Records to use:
════════════════

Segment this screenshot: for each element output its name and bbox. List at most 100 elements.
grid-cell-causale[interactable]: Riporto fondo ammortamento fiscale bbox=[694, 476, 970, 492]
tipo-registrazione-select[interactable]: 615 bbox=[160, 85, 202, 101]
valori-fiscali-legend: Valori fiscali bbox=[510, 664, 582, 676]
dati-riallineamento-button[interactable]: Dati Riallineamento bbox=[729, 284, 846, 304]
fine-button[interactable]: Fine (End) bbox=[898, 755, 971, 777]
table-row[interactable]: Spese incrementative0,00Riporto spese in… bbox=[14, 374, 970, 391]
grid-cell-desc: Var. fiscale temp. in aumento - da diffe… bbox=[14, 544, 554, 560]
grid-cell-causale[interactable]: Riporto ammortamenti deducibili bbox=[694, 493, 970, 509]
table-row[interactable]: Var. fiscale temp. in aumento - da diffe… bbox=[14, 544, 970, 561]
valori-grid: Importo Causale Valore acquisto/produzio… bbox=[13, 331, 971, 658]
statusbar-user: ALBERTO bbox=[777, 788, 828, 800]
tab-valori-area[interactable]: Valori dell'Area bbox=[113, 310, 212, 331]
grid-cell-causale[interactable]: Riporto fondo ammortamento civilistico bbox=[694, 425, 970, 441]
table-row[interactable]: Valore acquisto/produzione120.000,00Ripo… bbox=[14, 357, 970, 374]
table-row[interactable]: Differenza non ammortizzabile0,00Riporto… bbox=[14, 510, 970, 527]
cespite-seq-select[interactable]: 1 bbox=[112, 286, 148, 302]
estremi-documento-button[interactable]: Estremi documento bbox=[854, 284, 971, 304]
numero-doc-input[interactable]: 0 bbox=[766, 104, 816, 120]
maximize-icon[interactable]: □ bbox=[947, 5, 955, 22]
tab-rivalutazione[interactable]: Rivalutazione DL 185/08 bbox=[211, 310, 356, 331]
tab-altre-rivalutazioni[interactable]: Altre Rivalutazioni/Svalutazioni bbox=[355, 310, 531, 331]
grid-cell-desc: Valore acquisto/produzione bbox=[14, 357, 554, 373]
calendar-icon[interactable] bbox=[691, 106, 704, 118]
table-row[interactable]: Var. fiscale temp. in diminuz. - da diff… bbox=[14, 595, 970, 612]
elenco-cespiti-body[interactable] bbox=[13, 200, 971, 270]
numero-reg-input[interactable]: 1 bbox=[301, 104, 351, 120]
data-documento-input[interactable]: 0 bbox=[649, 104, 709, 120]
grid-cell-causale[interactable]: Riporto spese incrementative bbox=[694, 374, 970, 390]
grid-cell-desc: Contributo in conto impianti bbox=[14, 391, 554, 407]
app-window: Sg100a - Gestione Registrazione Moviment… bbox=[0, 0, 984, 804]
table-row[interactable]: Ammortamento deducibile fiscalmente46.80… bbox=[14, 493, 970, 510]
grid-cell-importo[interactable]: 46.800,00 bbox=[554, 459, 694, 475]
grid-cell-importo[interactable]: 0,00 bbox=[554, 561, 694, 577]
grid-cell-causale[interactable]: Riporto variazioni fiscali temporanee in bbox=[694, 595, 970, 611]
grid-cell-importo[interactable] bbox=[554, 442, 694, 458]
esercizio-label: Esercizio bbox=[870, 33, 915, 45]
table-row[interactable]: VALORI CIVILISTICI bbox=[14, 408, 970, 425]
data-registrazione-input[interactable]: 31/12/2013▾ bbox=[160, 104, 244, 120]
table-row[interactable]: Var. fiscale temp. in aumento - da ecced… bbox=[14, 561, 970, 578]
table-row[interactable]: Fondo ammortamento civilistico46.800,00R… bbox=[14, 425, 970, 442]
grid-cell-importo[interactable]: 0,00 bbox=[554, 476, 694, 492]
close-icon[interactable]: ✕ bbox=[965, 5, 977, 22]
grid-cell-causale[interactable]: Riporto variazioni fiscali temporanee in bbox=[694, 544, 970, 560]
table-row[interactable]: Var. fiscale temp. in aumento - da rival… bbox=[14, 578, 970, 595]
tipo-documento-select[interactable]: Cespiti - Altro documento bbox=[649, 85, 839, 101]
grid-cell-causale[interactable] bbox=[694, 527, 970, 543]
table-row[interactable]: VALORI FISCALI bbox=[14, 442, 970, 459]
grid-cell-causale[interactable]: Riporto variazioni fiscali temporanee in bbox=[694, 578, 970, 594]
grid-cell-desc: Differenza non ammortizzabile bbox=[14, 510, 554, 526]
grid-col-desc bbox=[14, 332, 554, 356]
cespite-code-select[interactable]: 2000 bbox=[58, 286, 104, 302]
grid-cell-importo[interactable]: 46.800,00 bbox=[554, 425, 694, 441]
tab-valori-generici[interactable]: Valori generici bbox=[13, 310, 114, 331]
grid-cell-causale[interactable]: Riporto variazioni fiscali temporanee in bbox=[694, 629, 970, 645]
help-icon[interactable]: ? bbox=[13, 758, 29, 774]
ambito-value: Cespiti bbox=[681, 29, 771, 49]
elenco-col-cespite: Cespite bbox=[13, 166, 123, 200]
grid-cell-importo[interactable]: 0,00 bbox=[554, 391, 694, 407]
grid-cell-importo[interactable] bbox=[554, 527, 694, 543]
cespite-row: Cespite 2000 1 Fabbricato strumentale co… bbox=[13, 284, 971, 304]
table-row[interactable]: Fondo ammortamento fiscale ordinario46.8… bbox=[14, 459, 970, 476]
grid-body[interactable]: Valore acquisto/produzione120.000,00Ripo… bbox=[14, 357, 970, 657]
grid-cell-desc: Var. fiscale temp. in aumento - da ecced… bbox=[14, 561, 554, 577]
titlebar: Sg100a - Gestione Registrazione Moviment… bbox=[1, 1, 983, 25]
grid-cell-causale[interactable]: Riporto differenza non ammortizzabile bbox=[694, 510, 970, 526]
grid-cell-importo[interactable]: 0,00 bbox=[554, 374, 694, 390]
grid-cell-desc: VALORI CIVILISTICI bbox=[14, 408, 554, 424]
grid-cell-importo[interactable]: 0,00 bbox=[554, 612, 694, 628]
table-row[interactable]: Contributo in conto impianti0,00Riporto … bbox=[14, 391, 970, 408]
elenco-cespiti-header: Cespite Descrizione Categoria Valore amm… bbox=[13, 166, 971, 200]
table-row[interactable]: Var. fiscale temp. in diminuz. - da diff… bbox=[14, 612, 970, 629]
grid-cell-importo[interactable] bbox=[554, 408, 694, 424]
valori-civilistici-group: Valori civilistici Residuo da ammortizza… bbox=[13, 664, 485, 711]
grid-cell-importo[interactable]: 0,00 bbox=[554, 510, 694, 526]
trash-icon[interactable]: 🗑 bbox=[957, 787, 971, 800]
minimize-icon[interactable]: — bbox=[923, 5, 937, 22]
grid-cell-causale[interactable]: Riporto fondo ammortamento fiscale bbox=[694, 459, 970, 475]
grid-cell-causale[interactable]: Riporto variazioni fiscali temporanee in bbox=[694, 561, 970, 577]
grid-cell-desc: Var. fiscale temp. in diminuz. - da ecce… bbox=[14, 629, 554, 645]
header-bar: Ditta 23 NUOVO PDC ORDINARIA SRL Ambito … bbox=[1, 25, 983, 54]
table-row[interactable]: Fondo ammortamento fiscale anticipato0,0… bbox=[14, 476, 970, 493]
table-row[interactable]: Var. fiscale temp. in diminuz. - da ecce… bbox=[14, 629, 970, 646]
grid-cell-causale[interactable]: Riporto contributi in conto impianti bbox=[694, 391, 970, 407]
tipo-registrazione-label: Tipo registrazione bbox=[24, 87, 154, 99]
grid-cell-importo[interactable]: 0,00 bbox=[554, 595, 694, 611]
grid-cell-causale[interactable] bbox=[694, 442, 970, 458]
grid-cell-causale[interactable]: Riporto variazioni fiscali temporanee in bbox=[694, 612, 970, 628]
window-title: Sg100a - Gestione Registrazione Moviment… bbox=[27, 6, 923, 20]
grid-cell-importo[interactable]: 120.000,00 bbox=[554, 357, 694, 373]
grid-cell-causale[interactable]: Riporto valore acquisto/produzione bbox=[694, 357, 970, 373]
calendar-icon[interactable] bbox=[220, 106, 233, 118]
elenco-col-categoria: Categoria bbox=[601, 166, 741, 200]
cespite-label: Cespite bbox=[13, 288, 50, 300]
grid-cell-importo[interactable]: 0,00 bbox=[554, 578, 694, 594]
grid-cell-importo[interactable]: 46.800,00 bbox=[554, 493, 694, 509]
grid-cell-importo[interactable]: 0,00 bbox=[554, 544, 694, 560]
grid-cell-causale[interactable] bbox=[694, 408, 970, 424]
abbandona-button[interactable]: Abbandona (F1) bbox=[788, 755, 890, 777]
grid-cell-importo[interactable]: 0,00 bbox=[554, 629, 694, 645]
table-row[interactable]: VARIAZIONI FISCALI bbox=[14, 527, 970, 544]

════════════════

Written task: Could you copy the listing word for word, from its first line through the line containing "valori-fiscali-legend: Valori fiscali", including both of those lines?

Finished exercise:
Segment this screenshot: for each element output its name and bbox. List at most 100 elements.
grid-cell-causale[interactable]: Riporto fondo ammortamento fiscale bbox=[694, 476, 970, 492]
tipo-registrazione-select[interactable]: 615 bbox=[160, 85, 202, 101]
valori-fiscali-legend: Valori fiscali bbox=[510, 664, 582, 676]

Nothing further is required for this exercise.